Work order 1: In the passage on children and screen technology, what was the education technology industry estimated to be worth by 2018?
Work order 2: Continue the passage on children and screen technology from the point where it stops.

Source passage:

────────────────────────────────────────

Dr. Nick Kardaras is all over the place lately.
After penning a book on the dangers of children and technology, Kardaras has been featured in newspaper articles, TV talk shows and in an opinion piece he wrote for The New York Post.
Kardaras is the author of the new book “Glow Kids: How Screen Addiction is Hijacking Our Kids—and How to Break the Trance.”
So, yes, some of the things he says has to be taken with a grain of salt because he is trying to sell his product. However, he does say things that make good common sense, and he names several university studies that back up his opinion.
And what is that opinion?
That introducing technology to young kids is dangerous for their young, developing minds — even if the reason is for educational purposes.
Every generation seems to think that the new way is better than the old way, and if you disagree, then you must be too old-fashioned and out of touch to be relevant.
Somehow millennia of great thinkers received an education from reading books and listening to lectures from teachers — without a single Chromebook or iPad to help Plato or Michelangelo or Einstein. How did they ever learn without digital gadgets?
For a few years now, there has been a push to get more and more technology into classrooms, even though we don’t truly know if these expensive items have a benefit or not. We assume that a smart board is far better than a simple chalk-covered blackboard, but could kids learn just as much from the old ways?
Quoting an article on Businesswire.com, Kardaras told Time magazine, “Education technology is estimated to become a $60 billion industry by 2018.” For all that public tax money, however, he said that there are university studies that show no measurable gain from this excessive spending.
“In the end, technology can amplify great teaching, but great technology cannot replace poor teaching,” the shrink said.
Making matters worse is some worrisome data that suggests that being glued to a screen harms development of young minds, including the frontal cortex.
Kardaras wrote to The Post:
“There’s a reason that the most tech-cautious parents are tech designers and engineers. Steve Jobs was a notoriously low-tech parent. Silicon Valley tech executives and engineers enroll their kids in no-tech Waldorf Schools.
I have said for years that TV shows are becoming too hard on the mind. It isn’t enough to have a program running. The top edge, bottom edge and sides could be loaded down with additional information that is nearly impossible to digest.

────────────────────────────────────────

Stored data:
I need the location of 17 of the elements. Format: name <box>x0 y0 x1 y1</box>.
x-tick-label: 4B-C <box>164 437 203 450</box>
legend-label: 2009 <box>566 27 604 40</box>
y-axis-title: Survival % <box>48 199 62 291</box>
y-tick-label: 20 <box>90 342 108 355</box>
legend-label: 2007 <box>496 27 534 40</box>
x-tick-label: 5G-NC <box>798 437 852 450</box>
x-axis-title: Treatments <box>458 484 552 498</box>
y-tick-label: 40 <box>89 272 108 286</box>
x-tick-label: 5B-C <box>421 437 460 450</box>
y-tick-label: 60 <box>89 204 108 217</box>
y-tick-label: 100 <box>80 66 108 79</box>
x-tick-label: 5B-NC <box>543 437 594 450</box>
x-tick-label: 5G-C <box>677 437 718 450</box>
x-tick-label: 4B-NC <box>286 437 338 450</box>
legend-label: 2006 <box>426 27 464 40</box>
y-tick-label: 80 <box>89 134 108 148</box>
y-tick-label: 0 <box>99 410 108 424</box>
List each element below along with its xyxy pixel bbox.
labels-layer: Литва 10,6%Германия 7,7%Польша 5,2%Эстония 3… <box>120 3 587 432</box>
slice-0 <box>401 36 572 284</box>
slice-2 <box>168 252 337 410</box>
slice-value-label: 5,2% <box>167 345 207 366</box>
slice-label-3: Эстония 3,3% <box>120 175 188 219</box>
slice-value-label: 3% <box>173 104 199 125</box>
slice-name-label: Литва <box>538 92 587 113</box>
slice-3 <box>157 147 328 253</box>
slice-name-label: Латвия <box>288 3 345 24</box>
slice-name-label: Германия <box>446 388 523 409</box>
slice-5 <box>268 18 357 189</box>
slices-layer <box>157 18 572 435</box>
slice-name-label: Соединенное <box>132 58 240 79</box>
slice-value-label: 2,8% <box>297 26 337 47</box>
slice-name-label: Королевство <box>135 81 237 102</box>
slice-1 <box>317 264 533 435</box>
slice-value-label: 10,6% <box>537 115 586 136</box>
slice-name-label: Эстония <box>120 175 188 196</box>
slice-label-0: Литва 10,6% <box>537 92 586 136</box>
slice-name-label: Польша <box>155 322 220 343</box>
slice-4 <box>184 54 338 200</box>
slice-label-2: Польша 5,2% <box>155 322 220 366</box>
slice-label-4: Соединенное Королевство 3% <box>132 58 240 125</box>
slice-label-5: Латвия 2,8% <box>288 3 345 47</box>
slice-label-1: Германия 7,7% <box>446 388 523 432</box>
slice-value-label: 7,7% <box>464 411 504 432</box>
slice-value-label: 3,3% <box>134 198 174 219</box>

────────────────────────────────────────

Expected output 1: It was estimated to become a $60 billion industry by 2018.

Expected output 2:
New data shows that the number of ADHD cases diagnosed is on the rise. Sure, a little of that could be because we have a greater understanding and awareness of the illness. However, the sharp increase must assuredly be caused by overtaxing young minds.
Making it worse is that kids get in such a habit of using technology that they fit the basic definition of a drug addict. They stop doing other activities and alienate friends. They get irrationally angry when their devices are taken away. They become bored and without sympathy for others.
The doctor wrote to The Post:
“In my clinical work with over 1,000 teens over the past 15 years, I have found the old axiom of ‘An ounce of prevention is worth a pound of cure’ to be especially true when it comes to tech addiction. Once a kid has crossed the line into true tech addiction, treatment can be very difficult. Indeed, I have found it easier to treat heroin and crystal meth addicts than lost-in-the-matrix video gamers or Facebook-dependent social media addicts.”
When a person becomes an addict or an alcoholic, the first step is getting clean. Then one of the biggest steps to staying clean is to avoid temptation.
With digital technology, there is no way to avoid temptation. It’s everywhere.
So we owe it to our children to try to reduce the exposure, especially at the younger grades.
Now I’m not saying all technology is bad. I think Surry County Schools’ Virtual Academy is a great thing for this area.
However, I think it’s time we took a stand against tech devices in our elementary schools.